## Short exercise
Scan the data below. Pull out each line where "handle" occurs.

## Dataset
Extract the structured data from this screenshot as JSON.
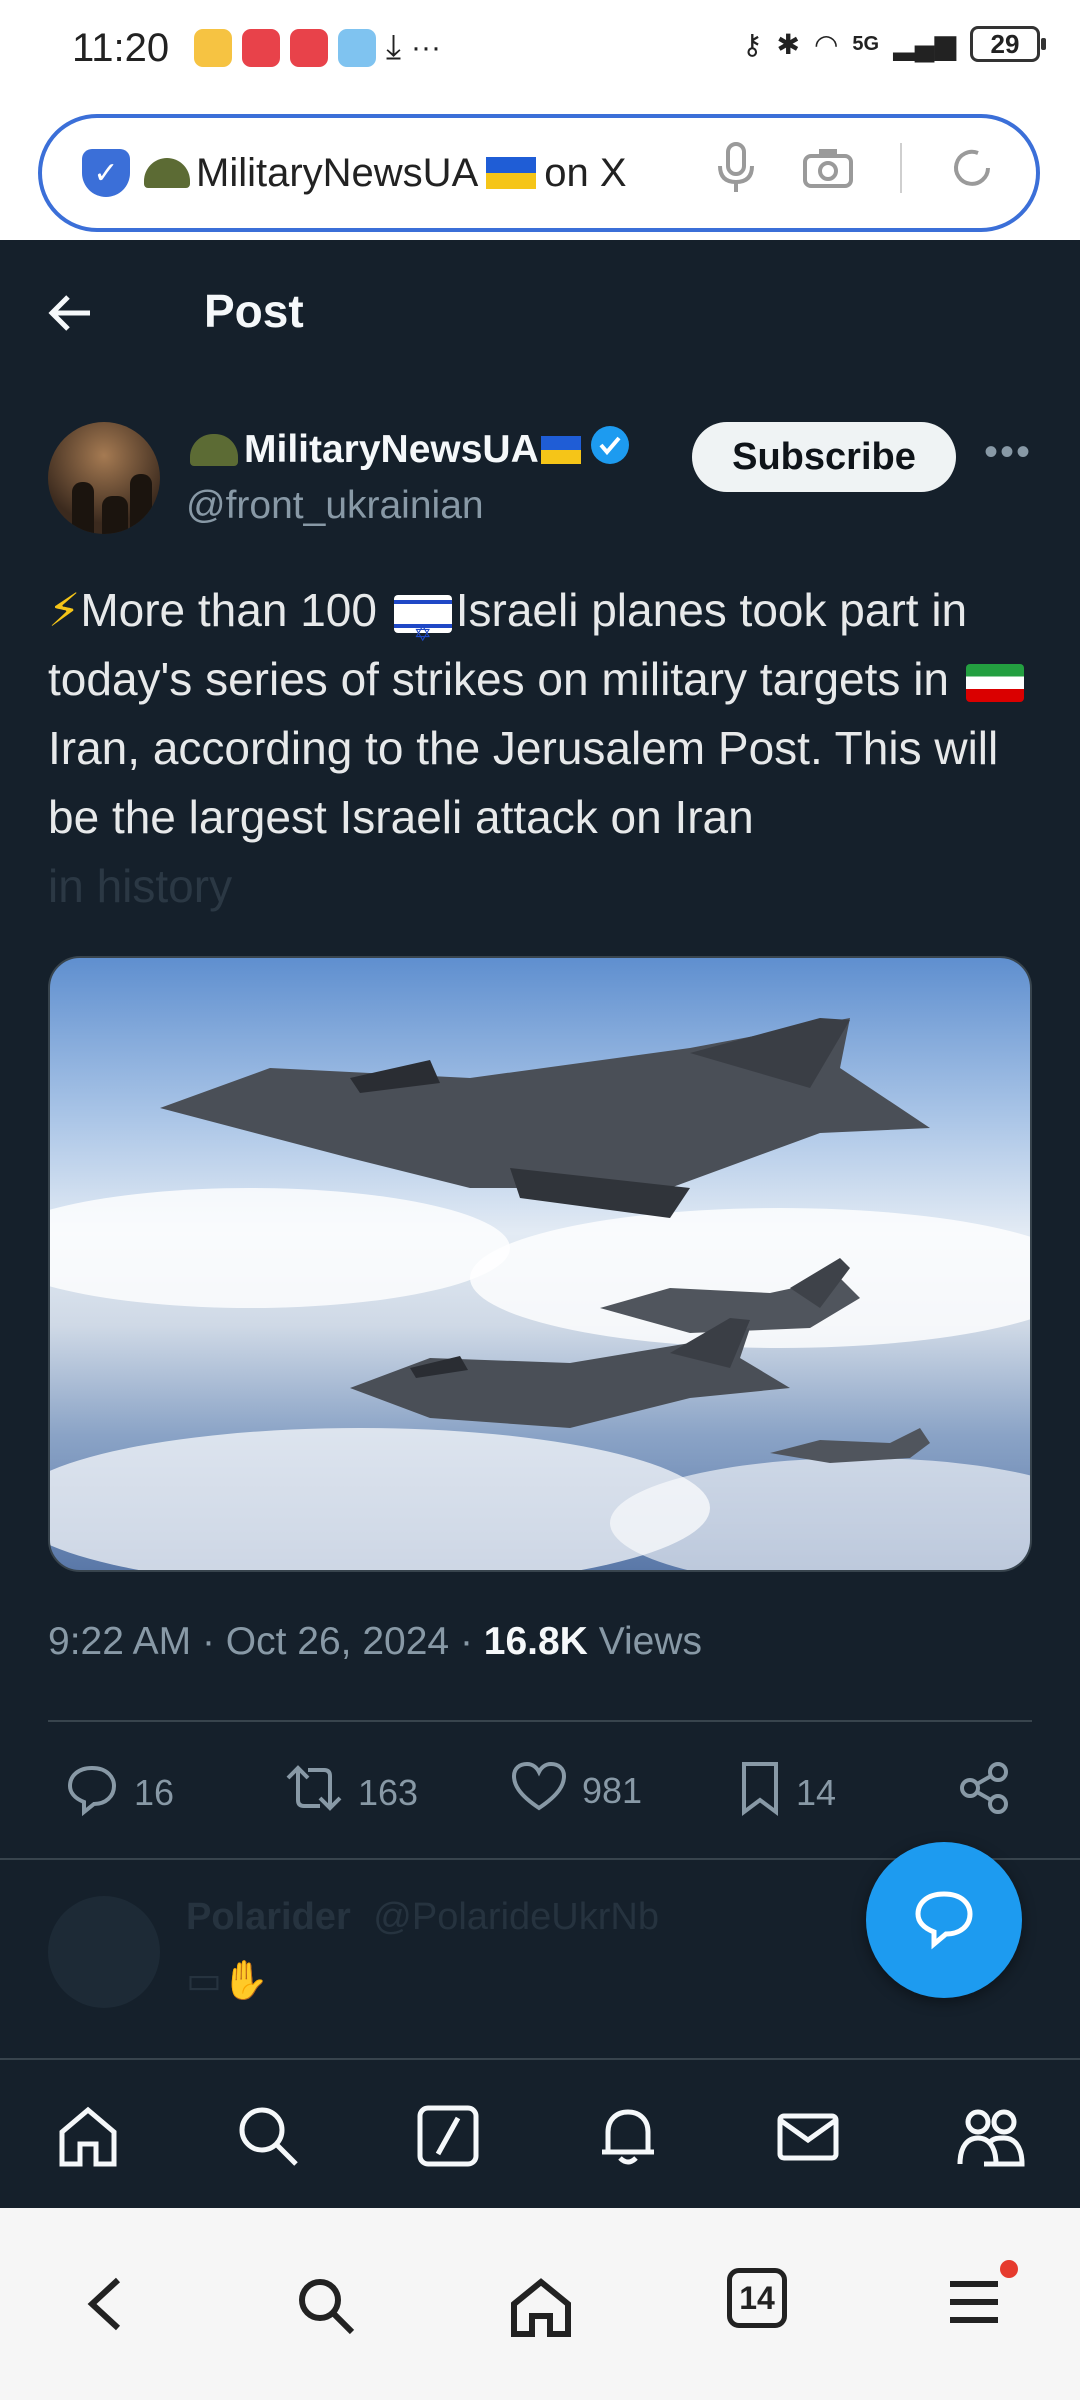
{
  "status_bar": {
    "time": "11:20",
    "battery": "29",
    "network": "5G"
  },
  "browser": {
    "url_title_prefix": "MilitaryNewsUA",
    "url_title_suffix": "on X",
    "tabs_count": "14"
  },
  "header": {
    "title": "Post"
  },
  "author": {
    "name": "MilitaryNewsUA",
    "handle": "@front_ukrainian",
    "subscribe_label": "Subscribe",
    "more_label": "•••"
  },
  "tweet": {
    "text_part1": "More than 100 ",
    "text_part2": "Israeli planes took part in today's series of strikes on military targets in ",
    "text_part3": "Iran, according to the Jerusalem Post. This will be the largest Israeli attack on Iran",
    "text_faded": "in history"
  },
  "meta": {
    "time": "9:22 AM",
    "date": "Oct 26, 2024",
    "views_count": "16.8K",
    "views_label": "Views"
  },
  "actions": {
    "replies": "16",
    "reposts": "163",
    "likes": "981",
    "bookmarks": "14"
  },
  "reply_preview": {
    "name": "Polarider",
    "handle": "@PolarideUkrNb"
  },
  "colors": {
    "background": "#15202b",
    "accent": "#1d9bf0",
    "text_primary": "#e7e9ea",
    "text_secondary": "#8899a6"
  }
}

## Solution for this exercise
    "handle": "@front_ukrainian",
    "handle": "@PolarideUkrNb"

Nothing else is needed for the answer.